TASK BRIEF
Write every line of the material out exactly as shown.

** Begin RECORDS FOR THE EXERCISE **

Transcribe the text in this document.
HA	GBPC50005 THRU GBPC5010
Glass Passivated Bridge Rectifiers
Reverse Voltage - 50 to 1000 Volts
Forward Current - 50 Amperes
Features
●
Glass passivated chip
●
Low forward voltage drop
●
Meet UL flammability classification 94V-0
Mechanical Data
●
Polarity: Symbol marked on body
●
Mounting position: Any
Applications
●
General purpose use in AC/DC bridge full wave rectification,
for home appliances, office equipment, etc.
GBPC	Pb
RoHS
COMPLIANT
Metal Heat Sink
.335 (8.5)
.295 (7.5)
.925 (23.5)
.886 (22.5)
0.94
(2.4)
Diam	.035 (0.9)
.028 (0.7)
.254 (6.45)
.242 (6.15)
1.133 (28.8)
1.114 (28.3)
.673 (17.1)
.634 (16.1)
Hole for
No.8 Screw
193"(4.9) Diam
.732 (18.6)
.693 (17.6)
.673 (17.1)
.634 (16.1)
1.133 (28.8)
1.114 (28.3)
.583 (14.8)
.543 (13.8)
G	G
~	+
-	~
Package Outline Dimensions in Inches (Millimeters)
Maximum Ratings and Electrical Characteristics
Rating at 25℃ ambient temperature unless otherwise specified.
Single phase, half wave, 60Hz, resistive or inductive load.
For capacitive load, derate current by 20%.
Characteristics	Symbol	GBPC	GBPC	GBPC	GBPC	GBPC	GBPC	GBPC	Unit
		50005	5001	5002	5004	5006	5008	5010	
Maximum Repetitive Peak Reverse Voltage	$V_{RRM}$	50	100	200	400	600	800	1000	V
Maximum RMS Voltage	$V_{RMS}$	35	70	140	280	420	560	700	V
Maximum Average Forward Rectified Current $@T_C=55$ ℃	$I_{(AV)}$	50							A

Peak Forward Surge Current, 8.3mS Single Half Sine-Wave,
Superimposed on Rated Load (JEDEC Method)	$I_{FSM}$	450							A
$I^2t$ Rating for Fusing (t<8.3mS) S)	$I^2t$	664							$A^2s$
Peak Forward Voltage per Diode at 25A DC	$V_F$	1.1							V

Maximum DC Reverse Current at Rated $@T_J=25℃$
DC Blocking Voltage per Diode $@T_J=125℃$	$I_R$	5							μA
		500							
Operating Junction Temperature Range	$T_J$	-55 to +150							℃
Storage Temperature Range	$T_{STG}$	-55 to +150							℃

** End RECORDS FOR THE EXERCISE **

FINAL ANSWER
Transcribe the text in this document.
HA	GBPC50005 THRU GBPC5010
Glass Passivated Bridge Rectifiers
Reverse Voltage - 50 to 1000 Volts
Forward Current - 50 Amperes
Features
●
Glass passivated chip
●
Low forward voltage drop
●
Meet UL flammability classification 94V-0
Mechanical Data
●
Polarity: Symbol marked on body
●
Mounting position: Any
Applications
●
General purpose use in AC/DC bridge full wave rectification,
for home appliances, office equipment, etc.
GBPC	Pb
RoHS
COMPLIANT
Metal Heat Sink
.335 (8.5)
.295 (7.5)
.925 (23.5)
.886 (22.5)
0.94
(2.4)
Diam	.035 (0.9)
.028 (0.7)
.254 (6.45)
.242 (6.15)
1.133 (28.8)
1.114 (28.3)
.673 (17.1)
.634 (16.1)
Hole for
No.8 Screw
193"(4.9) Diam
.732 (18.6)
.693 (17.6)
.673 (17.1)
.634 (16.1)
1.133 (28.8)
1.114 (28.3)
.583 (14.8)
.543 (13.8)
G	G
~	+
-	~
Package Outline Dimensions in Inches (Millimeters)
Maximum Ratings and Electrical Characteristics
Rating at 25℃ ambient temperature unless otherwise specified.
Single phase, half wave, 60Hz, resistive or inductive load.
For capacitive load, derate current by 20%.
Characteristics	Symbol	GBPC	GBPC	GBPC	GBPC	GBPC	GBPC	GBPC	Unit
		50005	5001	5002	5004	5006	5008	5010	
Maximum Repetitive Peak Reverse Voltage	$V_{RRM}$	50	100	200	400	600	800	1000	V
Maximum RMS Voltage	$V_{RMS}$	35	70	140	280	420	560	700	V
Maximum Average Forward Rectified Current $@T_C=55$ ℃	$I_{(AV)}$	50							A

Peak Forward Surge Current, 8.3mS Single Half Sine-Wave,
Superimposed on Rated Load (JEDEC Method)	$I_{FSM}$	450							A
$I^2t$ Rating for Fusing (t<8.3mS) S)	$I^2t$	664							$A^2s$
Peak Forward Voltage per Diode at 25A DC	$V_F$	1.1							V

Maximum DC Reverse Current at Rated $@T_J=25℃$
DC Blocking Voltage per Diode $@T_J=125℃$	$I_R$	5							μA
		500							
Operating Junction Temperature Range	$T_J$	-55 to +150							℃
Storage Temperature Range	$T_{STG}$	-55 to +150							℃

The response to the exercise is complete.